** start of Stored data **
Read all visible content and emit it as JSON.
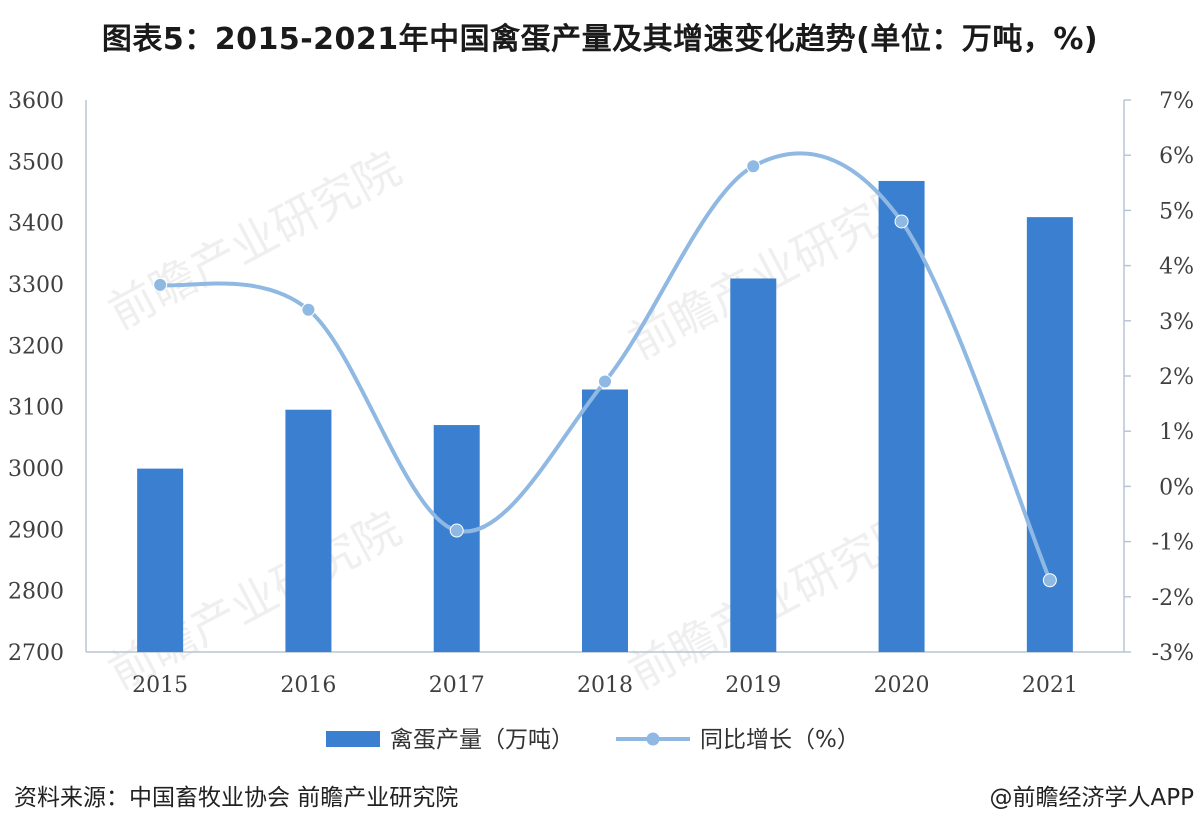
{
  "title": "图表5：2015-2021年中国禽蛋产量及其增速变化趋势(单位：万吨，%)",
  "source": "资料来源：中国畜牧业协会 前瞻产业研究院",
  "credit": "@前瞻经济学人APP",
  "watermark": "前瞻产业研究院",
  "colors": {
    "bar": "#3a7fd0",
    "line": "#8fb8e2",
    "axis": "#b8c6d4"
  },
  "chart_data": {
    "type": "bar",
    "categories": [
      "2015",
      "2016",
      "2017",
      "2018",
      "2019",
      "2020",
      "2021"
    ],
    "series": [
      {
        "name": "禽蛋产量（万吨）",
        "type": "bar",
        "axis": "left",
        "values": [
          2999,
          3095,
          3070,
          3128,
          3309,
          3468,
          3409
        ]
      },
      {
        "name": "同比增长（%）",
        "type": "line",
        "axis": "right",
        "smooth": true,
        "values": [
          3.65,
          3.2,
          -0.8,
          1.9,
          5.8,
          4.8,
          -1.7
        ]
      }
    ],
    "y_left": {
      "min": 2700,
      "max": 3600,
      "step": 100,
      "ticks": [
        "2700",
        "2800",
        "2900",
        "3000",
        "3100",
        "3200",
        "3300",
        "3400",
        "3500",
        "3600"
      ]
    },
    "y_right": {
      "min": -3,
      "max": 7,
      "step": 1,
      "ticks": [
        "-3%",
        "-2%",
        "-1%",
        "0%",
        "1%",
        "2%",
        "3%",
        "4%",
        "5%",
        "6%",
        "7%"
      ]
    },
    "grid": false,
    "legend": "bottom"
  }
}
** end of Stored data **
> _Instruction_: Quote the full listing above word for word; exclude every picture from the copy.

> _Response to this task_:
Read all visible content and emit it as JSON.
{
  "title": "图表5：2015-2021年中国禽蛋产量及其增速变化趋势(单位：万吨，%)",
  "source": "资料来源：中国畜牧业协会 前瞻产业研究院",
  "credit": "@前瞻经济学人APP",
  "watermark": "前瞻产业研究院",
  "colors": {
    "bar": "#3a7fd0",
    "line": "#8fb8e2",
    "axis": "#b8c6d4"
  },
  "chart_data": {
    "type": "bar",
    "categories": [
      "2015",
      "2016",
      "2017",
      "2018",
      "2019",
      "2020",
      "2021"
    ],
    "series": [
      {
        "name": "禽蛋产量（万吨）",
        "type": "bar",
        "axis": "left",
        "values": [
          2999,
          3095,
          3070,
          3128,
          3309,
          3468,
          3409
        ]
      },
      {
        "name": "同比增长（%）",
        "type": "line",
        "axis": "right",
        "smooth": true,
        "values": [
          3.65,
          3.2,
          -0.8,
          1.9,
          5.8,
          4.8,
          -1.7
        ]
      }
    ],
    "y_left": {
      "min": 2700,
      "max": 3600,
      "step": 100,
      "ticks": [
        "2700",
        "2800",
        "2900",
        "3000",
        "3100",
        "3200",
        "3300",
        "3400",
        "3500",
        "3600"
      ]
    },
    "y_right": {
      "min": -3,
      "max": 7,
      "step": 1,
      "ticks": [
        "-3%",
        "-2%",
        "-1%",
        "0%",
        "1%",
        "2%",
        "3%",
        "4%",
        "5%",
        "6%",
        "7%"
      ]
    },
    "grid": false,
    "legend": "bottom"
  }
}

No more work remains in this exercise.